> _PROBLEM DETAILS_
Set down the full listing exactly, character for character.

> _Dataset entries on figures_
begin
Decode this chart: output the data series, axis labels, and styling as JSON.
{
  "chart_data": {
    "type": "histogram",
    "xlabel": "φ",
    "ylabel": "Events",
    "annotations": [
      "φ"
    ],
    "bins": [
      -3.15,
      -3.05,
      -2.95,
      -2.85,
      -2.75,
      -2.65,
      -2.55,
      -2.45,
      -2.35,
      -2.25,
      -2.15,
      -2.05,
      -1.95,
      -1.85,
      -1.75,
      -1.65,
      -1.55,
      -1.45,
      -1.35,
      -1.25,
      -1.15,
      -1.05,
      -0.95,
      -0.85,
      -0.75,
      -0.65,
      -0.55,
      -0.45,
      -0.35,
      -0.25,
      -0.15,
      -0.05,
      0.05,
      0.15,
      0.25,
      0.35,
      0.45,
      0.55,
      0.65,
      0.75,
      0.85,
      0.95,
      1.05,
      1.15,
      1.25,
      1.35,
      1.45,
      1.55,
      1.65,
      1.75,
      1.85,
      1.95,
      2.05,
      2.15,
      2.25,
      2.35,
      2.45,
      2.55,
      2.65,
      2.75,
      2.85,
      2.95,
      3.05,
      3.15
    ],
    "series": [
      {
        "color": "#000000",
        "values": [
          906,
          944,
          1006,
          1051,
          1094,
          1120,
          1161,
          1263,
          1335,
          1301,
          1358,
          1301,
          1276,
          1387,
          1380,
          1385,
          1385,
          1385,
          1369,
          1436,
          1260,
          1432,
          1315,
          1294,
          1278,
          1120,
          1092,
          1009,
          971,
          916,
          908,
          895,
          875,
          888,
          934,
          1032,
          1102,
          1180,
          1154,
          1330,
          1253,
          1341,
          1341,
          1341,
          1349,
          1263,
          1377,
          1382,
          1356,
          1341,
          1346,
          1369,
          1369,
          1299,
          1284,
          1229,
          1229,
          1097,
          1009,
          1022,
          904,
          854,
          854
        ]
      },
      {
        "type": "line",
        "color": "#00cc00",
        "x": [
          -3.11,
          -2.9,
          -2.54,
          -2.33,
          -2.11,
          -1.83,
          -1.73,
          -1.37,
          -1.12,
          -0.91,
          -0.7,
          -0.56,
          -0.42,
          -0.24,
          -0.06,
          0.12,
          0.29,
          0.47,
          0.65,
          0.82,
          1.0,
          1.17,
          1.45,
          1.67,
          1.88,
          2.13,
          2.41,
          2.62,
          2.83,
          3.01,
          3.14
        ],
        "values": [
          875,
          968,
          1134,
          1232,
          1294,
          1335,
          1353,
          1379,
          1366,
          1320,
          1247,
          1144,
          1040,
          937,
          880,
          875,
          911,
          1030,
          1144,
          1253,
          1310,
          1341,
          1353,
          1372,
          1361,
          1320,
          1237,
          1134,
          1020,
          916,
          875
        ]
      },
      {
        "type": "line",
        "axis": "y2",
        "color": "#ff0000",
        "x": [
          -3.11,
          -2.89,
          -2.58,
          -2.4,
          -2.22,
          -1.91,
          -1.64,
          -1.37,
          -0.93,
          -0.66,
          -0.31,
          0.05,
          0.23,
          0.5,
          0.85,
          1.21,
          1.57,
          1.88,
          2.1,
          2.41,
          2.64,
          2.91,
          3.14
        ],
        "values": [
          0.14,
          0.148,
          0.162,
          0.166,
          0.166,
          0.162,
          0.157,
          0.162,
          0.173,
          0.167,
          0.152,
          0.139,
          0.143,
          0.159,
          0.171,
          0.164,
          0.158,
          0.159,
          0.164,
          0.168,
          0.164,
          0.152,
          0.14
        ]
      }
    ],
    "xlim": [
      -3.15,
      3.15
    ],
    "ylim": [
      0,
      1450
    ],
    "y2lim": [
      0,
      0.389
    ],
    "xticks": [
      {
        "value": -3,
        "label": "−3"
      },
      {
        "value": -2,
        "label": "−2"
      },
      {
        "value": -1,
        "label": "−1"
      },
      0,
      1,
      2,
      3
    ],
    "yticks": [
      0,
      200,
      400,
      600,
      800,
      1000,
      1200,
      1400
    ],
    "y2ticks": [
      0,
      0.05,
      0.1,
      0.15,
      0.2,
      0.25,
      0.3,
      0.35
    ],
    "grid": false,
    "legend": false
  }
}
end
> _SOLUTION TO THIS TASK_
Decode this chart: output the data series, axis labels, and styling as JSON.
{
  "chart_data": {
    "type": "histogram",
    "xlabel": "φ",
    "ylabel": "Events",
    "annotations": [
      "φ"
    ],
    "bins": [
      -3.15,
      -3.05,
      -2.95,
      -2.85,
      -2.75,
      -2.65,
      -2.55,
      -2.45,
      -2.35,
      -2.25,
      -2.15,
      -2.05,
      -1.95,
      -1.85,
      -1.75,
      -1.65,
      -1.55,
      -1.45,
      -1.35,
      -1.25,
      -1.15,
      -1.05,
      -0.95,
      -0.85,
      -0.75,
      -0.65,
      -0.55,
      -0.45,
      -0.35,
      -0.25,
      -0.15,
      -0.05,
      0.05,
      0.15,
      0.25,
      0.35,
      0.45,
      0.55,
      0.65,
      0.75,
      0.85,
      0.95,
      1.05,
      1.15,
      1.25,
      1.35,
      1.45,
      1.55,
      1.65,
      1.75,
      1.85,
      1.95,
      2.05,
      2.15,
      2.25,
      2.35,
      2.45,
      2.55,
      2.65,
      2.75,
      2.85,
      2.95,
      3.05,
      3.15
    ],
    "series": [
      {
        "color": "#000000",
        "values": [
          906,
          944,
          1006,
          1051,
          1094,
          1120,
          1161,
          1263,
          1335,
          1301,
          1358,
          1301,
          1276,
          1387,
          1380,
          1385,
          1385,
          1385,
          1369,
          1436,
          1260,
          1432,
          1315,
          1294,
          1278,
          1120,
          1092,
          1009,
          971,
          916,
          908,
          895,
          875,
          888,
          934,
          1032,
          1102,
          1180,
          1154,
          1330,
          1253,
          1341,
          1341,
          1341,
          1349,
          1263,
          1377,
          1382,
          1356,
          1341,
          1346,
          1369,
          1369,
          1299,
          1284,
          1229,
          1229,
          1097,
          1009,
          1022,
          904,
          854,
          854
        ]
      },
      {
        "type": "line",
        "color": "#00cc00",
        "x": [
          -3.11,
          -2.9,
          -2.54,
          -2.33,
          -2.11,
          -1.83,
          -1.73,
          -1.37,
          -1.12,
          -0.91,
          -0.7,
          -0.56,
          -0.42,
          -0.24,
          -0.06,
          0.12,
          0.29,
          0.47,
          0.65,
          0.82,
          1.0,
          1.17,
          1.45,
          1.67,
          1.88,
          2.13,
          2.41,
          2.62,
          2.83,
          3.01,
          3.14
        ],
        "values": [
          875,
          968,
          1134,
          1232,
          1294,
          1335,
          1353,
          1379,
          1366,
          1320,
          1247,
          1144,
          1040,
          937,
          880,
          875,
          911,
          1030,
          1144,
          1253,
          1310,
          1341,
          1353,
          1372,
          1361,
          1320,
          1237,
          1134,
          1020,
          916,
          875
        ]
      },
      {
        "type": "line",
        "axis": "y2",
        "color": "#ff0000",
        "x": [
          -3.11,
          -2.89,
          -2.58,
          -2.4,
          -2.22,
          -1.91,
          -1.64,
          -1.37,
          -0.93,
          -0.66,
          -0.31,
          0.05,
          0.23,
          0.5,
          0.85,
          1.21,
          1.57,
          1.88,
          2.1,
          2.41,
          2.64,
          2.91,
          3.14
        ],
        "values": [
          0.14,
          0.148,
          0.162,
          0.166,
          0.166,
          0.162,
          0.157,
          0.162,
          0.173,
          0.167,
          0.152,
          0.139,
          0.143,
          0.159,
          0.171,
          0.164,
          0.158,
          0.159,
          0.164,
          0.168,
          0.164,
          0.152,
          0.14
        ]
      }
    ],
    "xlim": [
      -3.15,
      3.15
    ],
    "ylim": [
      0,
      1450
    ],
    "y2lim": [
      0,
      0.389
    ],
    "xticks": [
      {
        "value": -3,
        "label": "−3"
      },
      {
        "value": -2,
        "label": "−2"
      },
      {
        "value": -1,
        "label": "−1"
      },
      0,
      1,
      2,
      3
    ],
    "yticks": [
      0,
      200,
      400,
      600,
      800,
      1000,
      1200,
      1400
    ],
    "y2ticks": [
      0,
      0.05,
      0.1,
      0.15,
      0.2,
      0.25,
      0.3,
      0.35
    ],
    "grid": false,
    "legend": false
  }
}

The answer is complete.